═════ Input rows ═════

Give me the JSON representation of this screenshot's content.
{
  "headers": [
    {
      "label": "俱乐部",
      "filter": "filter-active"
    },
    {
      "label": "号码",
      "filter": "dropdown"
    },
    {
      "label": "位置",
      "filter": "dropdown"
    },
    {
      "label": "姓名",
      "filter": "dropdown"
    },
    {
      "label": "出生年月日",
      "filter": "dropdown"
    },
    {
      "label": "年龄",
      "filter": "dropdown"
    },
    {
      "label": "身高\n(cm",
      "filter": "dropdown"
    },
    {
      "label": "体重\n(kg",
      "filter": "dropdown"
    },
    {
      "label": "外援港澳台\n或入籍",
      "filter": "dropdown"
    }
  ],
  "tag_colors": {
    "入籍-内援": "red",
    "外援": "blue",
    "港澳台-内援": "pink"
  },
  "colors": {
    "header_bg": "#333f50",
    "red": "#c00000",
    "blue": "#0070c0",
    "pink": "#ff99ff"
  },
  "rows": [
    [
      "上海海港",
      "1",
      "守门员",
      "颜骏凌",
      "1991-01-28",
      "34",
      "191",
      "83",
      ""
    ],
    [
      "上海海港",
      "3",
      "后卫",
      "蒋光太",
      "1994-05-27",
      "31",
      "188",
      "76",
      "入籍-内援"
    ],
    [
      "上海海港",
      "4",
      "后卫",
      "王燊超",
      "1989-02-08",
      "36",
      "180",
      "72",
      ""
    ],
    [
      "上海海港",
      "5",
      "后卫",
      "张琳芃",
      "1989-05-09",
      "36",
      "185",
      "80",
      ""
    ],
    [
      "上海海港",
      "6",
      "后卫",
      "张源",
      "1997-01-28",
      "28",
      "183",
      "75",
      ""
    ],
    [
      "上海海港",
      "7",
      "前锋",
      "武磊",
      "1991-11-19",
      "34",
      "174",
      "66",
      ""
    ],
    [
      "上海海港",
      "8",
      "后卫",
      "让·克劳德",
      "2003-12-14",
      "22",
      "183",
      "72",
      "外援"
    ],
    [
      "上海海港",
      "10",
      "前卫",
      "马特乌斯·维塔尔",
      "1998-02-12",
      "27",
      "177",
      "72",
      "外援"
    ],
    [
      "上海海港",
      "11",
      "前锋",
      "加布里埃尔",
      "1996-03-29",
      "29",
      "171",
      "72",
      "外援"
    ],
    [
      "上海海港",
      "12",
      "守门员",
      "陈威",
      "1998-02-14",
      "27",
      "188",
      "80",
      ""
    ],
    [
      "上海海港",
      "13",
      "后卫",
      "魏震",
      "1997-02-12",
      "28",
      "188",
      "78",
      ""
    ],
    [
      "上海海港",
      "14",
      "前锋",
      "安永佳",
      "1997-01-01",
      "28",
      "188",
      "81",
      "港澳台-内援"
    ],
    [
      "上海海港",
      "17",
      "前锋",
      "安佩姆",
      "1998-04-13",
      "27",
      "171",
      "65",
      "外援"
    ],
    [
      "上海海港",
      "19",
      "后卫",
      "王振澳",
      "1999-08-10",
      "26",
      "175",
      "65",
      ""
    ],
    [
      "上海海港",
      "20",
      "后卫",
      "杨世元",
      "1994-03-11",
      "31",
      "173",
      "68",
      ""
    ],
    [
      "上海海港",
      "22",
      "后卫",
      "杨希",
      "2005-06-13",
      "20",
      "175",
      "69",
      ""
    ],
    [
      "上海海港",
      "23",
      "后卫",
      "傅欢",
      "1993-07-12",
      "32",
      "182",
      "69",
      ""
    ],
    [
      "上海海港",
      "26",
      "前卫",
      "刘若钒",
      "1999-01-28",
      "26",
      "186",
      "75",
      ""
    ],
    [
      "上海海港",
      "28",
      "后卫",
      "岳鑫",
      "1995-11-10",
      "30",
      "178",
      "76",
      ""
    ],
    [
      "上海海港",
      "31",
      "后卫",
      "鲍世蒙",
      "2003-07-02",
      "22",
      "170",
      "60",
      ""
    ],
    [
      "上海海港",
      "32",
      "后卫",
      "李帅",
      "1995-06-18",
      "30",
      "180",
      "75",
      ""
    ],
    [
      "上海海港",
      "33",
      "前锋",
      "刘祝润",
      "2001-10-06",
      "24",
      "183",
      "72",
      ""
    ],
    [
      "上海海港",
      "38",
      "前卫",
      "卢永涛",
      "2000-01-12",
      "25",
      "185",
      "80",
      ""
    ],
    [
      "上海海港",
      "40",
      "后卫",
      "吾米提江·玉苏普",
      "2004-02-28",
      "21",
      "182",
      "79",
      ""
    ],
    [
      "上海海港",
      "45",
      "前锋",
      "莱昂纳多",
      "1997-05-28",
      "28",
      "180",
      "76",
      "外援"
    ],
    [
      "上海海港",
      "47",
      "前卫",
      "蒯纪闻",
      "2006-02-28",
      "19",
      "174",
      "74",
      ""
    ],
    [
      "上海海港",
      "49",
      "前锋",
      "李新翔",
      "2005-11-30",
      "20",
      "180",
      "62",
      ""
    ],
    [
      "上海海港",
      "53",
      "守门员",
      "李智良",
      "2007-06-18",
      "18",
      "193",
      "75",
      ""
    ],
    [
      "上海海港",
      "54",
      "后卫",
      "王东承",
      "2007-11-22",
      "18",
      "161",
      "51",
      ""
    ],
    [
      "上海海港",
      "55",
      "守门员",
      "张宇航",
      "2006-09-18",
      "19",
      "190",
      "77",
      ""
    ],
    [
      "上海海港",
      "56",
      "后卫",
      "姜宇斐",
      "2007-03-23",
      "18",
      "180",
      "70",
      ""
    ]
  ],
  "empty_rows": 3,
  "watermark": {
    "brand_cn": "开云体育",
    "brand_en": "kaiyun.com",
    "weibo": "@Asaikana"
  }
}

═════

Description of the task
Each entry above is to be set down again in exactly the same words.

Solution for this task
Give me the JSON representation of this screenshot's content.
{
  "headers": [
    {
      "label": "俱乐部",
      "filter": "filter-active"
    },
    {
      "label": "号码",
      "filter": "dropdown"
    },
    {
      "label": "位置",
      "filter": "dropdown"
    },
    {
      "label": "姓名",
      "filter": "dropdown"
    },
    {
      "label": "出生年月日",
      "filter": "dropdown"
    },
    {
      "label": "年龄",
      "filter": "dropdown"
    },
    {
      "label": "身高\n(cm",
      "filter": "dropdown"
    },
    {
      "label": "体重\n(kg",
      "filter": "dropdown"
    },
    {
      "label": "外援港澳台\n或入籍",
      "filter": "dropdown"
    }
  ],
  "tag_colors": {
    "入籍-内援": "red",
    "外援": "blue",
    "港澳台-内援": "pink"
  },
  "colors": {
    "header_bg": "#333f50",
    "red": "#c00000",
    "blue": "#0070c0",
    "pink": "#ff99ff"
  },
  "rows": [
    [
      "上海海港",
      "1",
      "守门员",
      "颜骏凌",
      "1991-01-28",
      "34",
      "191",
      "83",
      ""
    ],
    [
      "上海海港",
      "3",
      "后卫",
      "蒋光太",
      "1994-05-27",
      "31",
      "188",
      "76",
      "入籍-内援"
    ],
    [
      "上海海港",
      "4",
      "后卫",
      "王燊超",
      "1989-02-08",
      "36",
      "180",
      "72",
      ""
    ],
    [
      "上海海港",
      "5",
      "后卫",
      "张琳芃",
      "1989-05-09",
      "36",
      "185",
      "80",
      ""
    ],
    [
      "上海海港",
      "6",
      "后卫",
      "张源",
      "1997-01-28",
      "28",
      "183",
      "75",
      ""
    ],
    [
      "上海海港",
      "7",
      "前锋",
      "武磊",
      "1991-11-19",
      "34",
      "174",
      "66",
      ""
    ],
    [
      "上海海港",
      "8",
      "后卫",
      "让·克劳德",
      "2003-12-14",
      "22",
      "183",
      "72",
      "外援"
    ],
    [
      "上海海港",
      "10",
      "前卫",
      "马特乌斯·维塔尔",
      "1998-02-12",
      "27",
      "177",
      "72",
      "外援"
    ],
    [
      "上海海港",
      "11",
      "前锋",
      "加布里埃尔",
      "1996-03-29",
      "29",
      "171",
      "72",
      "外援"
    ],
    [
      "上海海港",
      "12",
      "守门员",
      "陈威",
      "1998-02-14",
      "27",
      "188",
      "80",
      ""
    ],
    [
      "上海海港",
      "13",
      "后卫",
      "魏震",
      "1997-02-12",
      "28",
      "188",
      "78",
      ""
    ],
    [
      "上海海港",
      "14",
      "前锋",
      "安永佳",
      "1997-01-01",
      "28",
      "188",
      "81",
      "港澳台-内援"
    ],
    [
      "上海海港",
      "17",
      "前锋",
      "安佩姆",
      "1998-04-13",
      "27",
      "171",
      "65",
      "外援"
    ],
    [
      "上海海港",
      "19",
      "后卫",
      "王振澳",
      "1999-08-10",
      "26",
      "175",
      "65",
      ""
    ],
    [
      "上海海港",
      "20",
      "后卫",
      "杨世元",
      "1994-03-11",
      "31",
      "173",
      "68",
      ""
    ],
    [
      "上海海港",
      "22",
      "后卫",
      "杨希",
      "2005-06-13",
      "20",
      "175",
      "69",
      ""
    ],
    [
      "上海海港",
      "23",
      "后卫",
      "傅欢",
      "1993-07-12",
      "32",
      "182",
      "69",
      ""
    ],
    [
      "上海海港",
      "26",
      "前卫",
      "刘若钒",
      "1999-01-28",
      "26",
      "186",
      "75",
      ""
    ],
    [
      "上海海港",
      "28",
      "后卫",
      "岳鑫",
      "1995-11-10",
      "30",
      "178",
      "76",
      ""
    ],
    [
      "上海海港",
      "31",
      "后卫",
      "鲍世蒙",
      "2003-07-02",
      "22",
      "170",
      "60",
      ""
    ],
    [
      "上海海港",
      "32",
      "后卫",
      "李帅",
      "1995-06-18",
      "30",
      "180",
      "75",
      ""
    ],
    [
      "上海海港",
      "33",
      "前锋",
      "刘祝润",
      "2001-10-06",
      "24",
      "183",
      "72",
      ""
    ],
    [
      "上海海港",
      "38",
      "前卫",
      "卢永涛",
      "2000-01-12",
      "25",
      "185",
      "80",
      ""
    ],
    [
      "上海海港",
      "40",
      "后卫",
      "吾米提江·玉苏普",
      "2004-02-28",
      "21",
      "182",
      "79",
      ""
    ],
    [
      "上海海港",
      "45",
      "前锋",
      "莱昂纳多",
      "1997-05-28",
      "28",
      "180",
      "76",
      "外援"
    ],
    [
      "上海海港",
      "47",
      "前卫",
      "蒯纪闻",
      "2006-02-28",
      "19",
      "174",
      "74",
      ""
    ],
    [
      "上海海港",
      "49",
      "前锋",
      "李新翔",
      "2005-11-30",
      "20",
      "180",
      "62",
      ""
    ],
    [
      "上海海港",
      "53",
      "守门员",
      "李智良",
      "2007-06-18",
      "18",
      "193",
      "75",
      ""
    ],
    [
      "上海海港",
      "54",
      "后卫",
      "王东承",
      "2007-11-22",
      "18",
      "161",
      "51",
      ""
    ],
    [
      "上海海港",
      "55",
      "守门员",
      "张宇航",
      "2006-09-18",
      "19",
      "190",
      "77",
      ""
    ],
    [
      "上海海港",
      "56",
      "后卫",
      "姜宇斐",
      "2007-03-23",
      "18",
      "180",
      "70",
      ""
    ]
  ],
  "empty_rows": 3,
  "watermark": {
    "brand_cn": "开云体育",
    "brand_en": "kaiyun.com",
    "weibo": "@Asaikana"
  }
}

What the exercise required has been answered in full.